[begin The data]

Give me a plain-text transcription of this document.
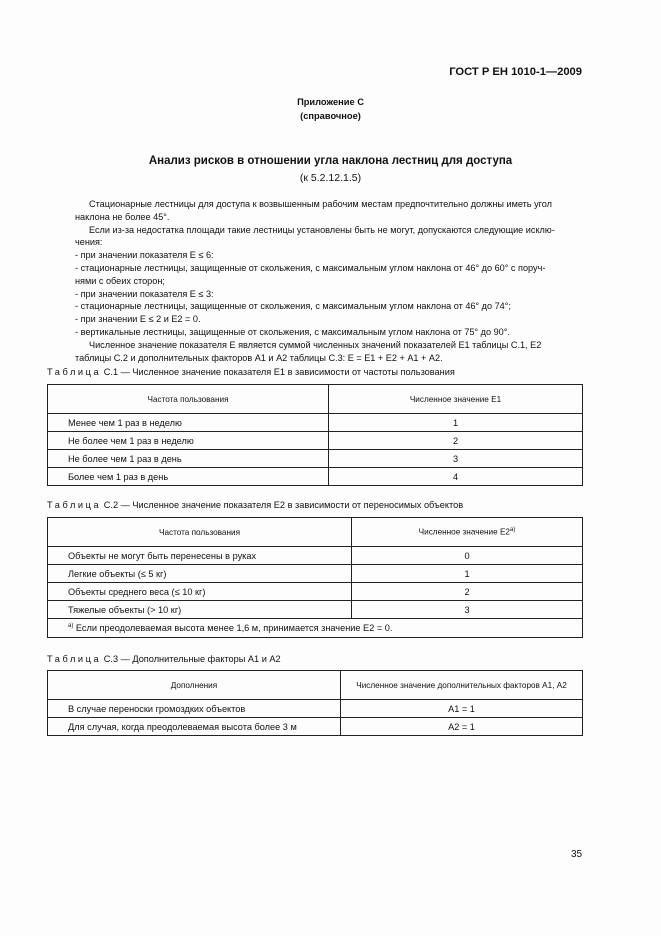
ГОСТ Р ЕН 1010-1—2009
Приложение С
(справочное)
Анализ рисков в отношении угла наклона лестниц для доступа
(к 5.2.12.1.5)

Стационарные лестницы для доступа к возвышенным рабочим местам предпочтительно должны иметь угол

наклона не более 45°.

Если из-за недостатка площади такие лестницы установлены быть не могут, допускаются следующие исклю-

чения:

- при значении показателя Е ≤ 6:

- стационарные лестницы, защищенные от скольжения, с максимальным углом наклона от 46° до 60° с поруч-

нями с обеих сторон;

- при значении показателя Е ≤ 3:

- стационарные лестницы, защищенные от скольжения, с максимальным углом наклона от 46° до 74°;

- при значении Е ≤ 2 и Е2 = 0.

- вертикальные лестницы, защищенные от скольжения, с максимальным углом наклона от 75° до 90°.

Численное значение показателя Е является суммой численных значений показателей Е1 таблицы С.1, Е2

таблицы С.2 и дополнительных факторов А1 и А2 таблицы С.3: Е = Е1 + Е2 + А1 + А2.

Таблица С.1 — Численное значение показателя Е1 в зависимости от частоты пользования
Частота пользования	Численное значение Е1
Менее чем 1 раз в неделю	1
Не более чем 1 раз в неделю	2
Не более чем 1 раз в день	3
Более чем 1 раз в день	4
Таблица С.2 — Численное значение показателя Е2 в зависимости от переносимых объектов
Частота пользования	Численное значение $Е2^{а)}$
Объекты не могут быть перенесены в руках	0
Легкие объекты (≤ 5 кг)	1
Объекты среднего веса (≤ 10 кг)	2
Тяжелые объекты (> 10 кг)	3
$^{а)}$ Если преодолеваемая высота менее 1,6 м, принимается значение Е2 = 0.	
Таблица С.3 — Дополнительные факторы А1 и А2
Дополнения	Численное значение дополнительных факторов А1, А2
В случае переноски громоздких объектов	А1 = 1
Для случая, когда преодолеваемая высота более 3 м	А2 = 1
35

[end The data]

# Aim of the exercise:
Tally the lines in the listing that hold "скольжения" and report the number alone.

# Exercise response:
3